--- Given entries ---

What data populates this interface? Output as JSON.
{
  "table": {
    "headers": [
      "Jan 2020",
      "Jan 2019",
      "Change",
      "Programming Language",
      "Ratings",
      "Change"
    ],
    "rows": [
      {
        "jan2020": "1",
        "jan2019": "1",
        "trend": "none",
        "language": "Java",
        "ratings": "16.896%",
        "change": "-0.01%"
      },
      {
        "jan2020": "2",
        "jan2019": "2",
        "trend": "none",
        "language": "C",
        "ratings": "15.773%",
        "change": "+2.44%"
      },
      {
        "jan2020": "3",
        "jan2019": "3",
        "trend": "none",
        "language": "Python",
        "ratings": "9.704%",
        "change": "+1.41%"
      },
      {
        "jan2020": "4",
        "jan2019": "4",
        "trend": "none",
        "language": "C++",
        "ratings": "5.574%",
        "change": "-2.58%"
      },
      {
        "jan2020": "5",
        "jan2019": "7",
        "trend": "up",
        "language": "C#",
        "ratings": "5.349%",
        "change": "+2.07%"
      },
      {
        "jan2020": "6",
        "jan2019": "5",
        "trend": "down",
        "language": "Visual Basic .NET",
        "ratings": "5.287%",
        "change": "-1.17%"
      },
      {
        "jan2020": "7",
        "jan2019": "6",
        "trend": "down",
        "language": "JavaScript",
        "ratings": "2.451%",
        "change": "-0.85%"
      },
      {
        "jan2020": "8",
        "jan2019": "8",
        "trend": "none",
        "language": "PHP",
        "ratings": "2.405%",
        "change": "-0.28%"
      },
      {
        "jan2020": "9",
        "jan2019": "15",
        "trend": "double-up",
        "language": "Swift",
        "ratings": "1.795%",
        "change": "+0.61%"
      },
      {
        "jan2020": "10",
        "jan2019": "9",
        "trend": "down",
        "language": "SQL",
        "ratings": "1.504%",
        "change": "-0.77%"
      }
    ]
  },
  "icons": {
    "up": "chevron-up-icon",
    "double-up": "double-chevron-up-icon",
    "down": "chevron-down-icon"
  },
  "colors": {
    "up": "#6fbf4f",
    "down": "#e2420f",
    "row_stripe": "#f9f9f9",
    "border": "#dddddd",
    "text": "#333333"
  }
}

---

== Work instructions ==
Repeat each entry word for word.

== Output for this exercise ==
What data populates this interface? Output as JSON.
{
  "table": {
    "headers": [
      "Jan 2020",
      "Jan 2019",
      "Change",
      "Programming Language",
      "Ratings",
      "Change"
    ],
    "rows": [
      {
        "jan2020": "1",
        "jan2019": "1",
        "trend": "none",
        "language": "Java",
        "ratings": "16.896%",
        "change": "-0.01%"
      },
      {
        "jan2020": "2",
        "jan2019": "2",
        "trend": "none",
        "language": "C",
        "ratings": "15.773%",
        "change": "+2.44%"
      },
      {
        "jan2020": "3",
        "jan2019": "3",
        "trend": "none",
        "language": "Python",
        "ratings": "9.704%",
        "change": "+1.41%"
      },
      {
        "jan2020": "4",
        "jan2019": "4",
        "trend": "none",
        "language": "C++",
        "ratings": "5.574%",
        "change": "-2.58%"
      },
      {
        "jan2020": "5",
        "jan2019": "7",
        "trend": "up",
        "language": "C#",
        "ratings": "5.349%",
        "change": "+2.07%"
      },
      {
        "jan2020": "6",
        "jan2019": "5",
        "trend": "down",
        "language": "Visual Basic .NET",
        "ratings": "5.287%",
        "change": "-1.17%"
      },
      {
        "jan2020": "7",
        "jan2019": "6",
        "trend": "down",
        "language": "JavaScript",
        "ratings": "2.451%",
        "change": "-0.85%"
      },
      {
        "jan2020": "8",
        "jan2019": "8",
        "trend": "none",
        "language": "PHP",
        "ratings": "2.405%",
        "change": "-0.28%"
      },
      {
        "jan2020": "9",
        "jan2019": "15",
        "trend": "double-up",
        "language": "Swift",
        "ratings": "1.795%",
        "change": "+0.61%"
      },
      {
        "jan2020": "10",
        "jan2019": "9",
        "trend": "down",
        "language": "SQL",
        "ratings": "1.504%",
        "change": "-0.77%"
      }
    ]
  },
  "icons": {
    "up": "chevron-up-icon",
    "double-up": "double-chevron-up-icon",
    "down": "chevron-down-icon"
  },
  "colors": {
    "up": "#6fbf4f",
    "down": "#e2420f",
    "row_stripe": "#f9f9f9",
    "border": "#dddddd",
    "text": "#333333"
  }
}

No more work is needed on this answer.